** Begin Excerpted data **
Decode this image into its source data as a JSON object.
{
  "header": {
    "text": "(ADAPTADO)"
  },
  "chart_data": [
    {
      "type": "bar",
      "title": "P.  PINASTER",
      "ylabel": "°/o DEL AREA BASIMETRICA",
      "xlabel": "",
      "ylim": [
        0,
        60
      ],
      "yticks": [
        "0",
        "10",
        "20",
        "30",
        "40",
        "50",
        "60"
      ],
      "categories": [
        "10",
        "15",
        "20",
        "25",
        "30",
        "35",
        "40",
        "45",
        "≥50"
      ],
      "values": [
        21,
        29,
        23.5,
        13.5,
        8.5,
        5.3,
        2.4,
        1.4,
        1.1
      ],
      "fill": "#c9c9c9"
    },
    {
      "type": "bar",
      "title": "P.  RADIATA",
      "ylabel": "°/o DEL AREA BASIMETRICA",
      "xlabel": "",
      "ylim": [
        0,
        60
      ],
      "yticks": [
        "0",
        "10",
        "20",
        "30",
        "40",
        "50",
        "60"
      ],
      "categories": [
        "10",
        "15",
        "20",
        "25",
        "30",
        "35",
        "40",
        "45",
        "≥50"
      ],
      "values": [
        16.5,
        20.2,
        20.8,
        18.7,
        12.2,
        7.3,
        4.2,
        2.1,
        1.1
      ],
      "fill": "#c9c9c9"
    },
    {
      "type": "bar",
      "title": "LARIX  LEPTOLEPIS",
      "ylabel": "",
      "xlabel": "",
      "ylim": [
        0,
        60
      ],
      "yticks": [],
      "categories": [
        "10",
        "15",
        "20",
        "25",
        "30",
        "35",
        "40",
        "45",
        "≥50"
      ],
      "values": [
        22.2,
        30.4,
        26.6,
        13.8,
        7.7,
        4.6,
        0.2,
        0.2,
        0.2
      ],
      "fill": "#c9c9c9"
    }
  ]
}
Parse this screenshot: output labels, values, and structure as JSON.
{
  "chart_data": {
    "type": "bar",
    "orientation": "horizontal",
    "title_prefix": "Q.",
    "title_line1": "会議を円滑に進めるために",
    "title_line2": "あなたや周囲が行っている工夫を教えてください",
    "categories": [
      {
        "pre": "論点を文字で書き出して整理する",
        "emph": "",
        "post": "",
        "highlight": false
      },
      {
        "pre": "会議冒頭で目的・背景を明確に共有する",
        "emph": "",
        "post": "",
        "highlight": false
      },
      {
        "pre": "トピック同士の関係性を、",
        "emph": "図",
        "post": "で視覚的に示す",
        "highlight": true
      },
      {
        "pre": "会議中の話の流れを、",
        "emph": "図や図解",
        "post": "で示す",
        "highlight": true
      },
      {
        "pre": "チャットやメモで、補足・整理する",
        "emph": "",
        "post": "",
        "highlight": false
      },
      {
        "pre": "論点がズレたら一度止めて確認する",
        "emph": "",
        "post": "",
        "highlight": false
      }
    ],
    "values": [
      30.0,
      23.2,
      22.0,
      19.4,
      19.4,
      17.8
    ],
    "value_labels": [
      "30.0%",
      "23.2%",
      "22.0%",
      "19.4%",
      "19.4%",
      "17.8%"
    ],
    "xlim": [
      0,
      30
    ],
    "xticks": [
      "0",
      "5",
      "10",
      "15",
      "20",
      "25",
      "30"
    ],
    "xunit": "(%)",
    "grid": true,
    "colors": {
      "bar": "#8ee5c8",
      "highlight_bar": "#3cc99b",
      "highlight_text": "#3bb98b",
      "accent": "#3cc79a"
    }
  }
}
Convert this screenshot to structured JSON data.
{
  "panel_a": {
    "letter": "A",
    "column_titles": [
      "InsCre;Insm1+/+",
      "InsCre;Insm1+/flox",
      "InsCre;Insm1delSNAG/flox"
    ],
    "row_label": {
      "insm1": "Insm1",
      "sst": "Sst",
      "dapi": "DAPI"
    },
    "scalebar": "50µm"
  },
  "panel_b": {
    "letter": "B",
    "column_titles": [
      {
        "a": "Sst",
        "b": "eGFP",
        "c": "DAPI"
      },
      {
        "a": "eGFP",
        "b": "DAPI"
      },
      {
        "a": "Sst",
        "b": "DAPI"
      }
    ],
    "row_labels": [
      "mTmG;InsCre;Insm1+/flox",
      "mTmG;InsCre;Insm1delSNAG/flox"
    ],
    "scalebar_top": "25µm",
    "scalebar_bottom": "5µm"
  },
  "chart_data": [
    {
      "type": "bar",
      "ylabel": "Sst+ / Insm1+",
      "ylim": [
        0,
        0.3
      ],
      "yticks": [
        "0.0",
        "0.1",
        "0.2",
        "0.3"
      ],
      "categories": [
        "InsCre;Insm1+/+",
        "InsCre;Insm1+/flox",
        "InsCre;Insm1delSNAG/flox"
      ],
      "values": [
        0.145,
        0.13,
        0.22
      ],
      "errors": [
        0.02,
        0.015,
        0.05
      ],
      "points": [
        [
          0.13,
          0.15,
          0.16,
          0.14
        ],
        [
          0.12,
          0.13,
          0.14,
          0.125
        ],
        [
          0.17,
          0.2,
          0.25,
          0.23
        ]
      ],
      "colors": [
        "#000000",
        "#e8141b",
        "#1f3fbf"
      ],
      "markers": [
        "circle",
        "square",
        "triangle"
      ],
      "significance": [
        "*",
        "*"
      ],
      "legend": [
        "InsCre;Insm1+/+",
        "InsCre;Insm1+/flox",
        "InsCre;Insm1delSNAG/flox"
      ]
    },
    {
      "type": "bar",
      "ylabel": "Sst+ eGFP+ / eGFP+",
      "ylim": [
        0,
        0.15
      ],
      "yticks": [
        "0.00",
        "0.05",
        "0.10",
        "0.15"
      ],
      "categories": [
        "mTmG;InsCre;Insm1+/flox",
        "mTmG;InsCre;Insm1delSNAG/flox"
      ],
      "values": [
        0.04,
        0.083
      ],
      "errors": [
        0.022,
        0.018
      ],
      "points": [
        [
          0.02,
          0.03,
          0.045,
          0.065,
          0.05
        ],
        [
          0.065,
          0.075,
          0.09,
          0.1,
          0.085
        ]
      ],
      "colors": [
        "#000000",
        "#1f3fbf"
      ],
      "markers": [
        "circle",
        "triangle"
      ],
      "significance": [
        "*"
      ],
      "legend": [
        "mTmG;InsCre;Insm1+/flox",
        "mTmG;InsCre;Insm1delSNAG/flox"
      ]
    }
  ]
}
** End Excerpted data **
Exercise prompt:
Gather up every line in the data above that contains the word "this", copying each one.

Finished task:
Decode this image into its source data as a JSON object.
Parse this screenshot: output labels, values, and structure as JSON.
Convert this screenshot to structured JSON data.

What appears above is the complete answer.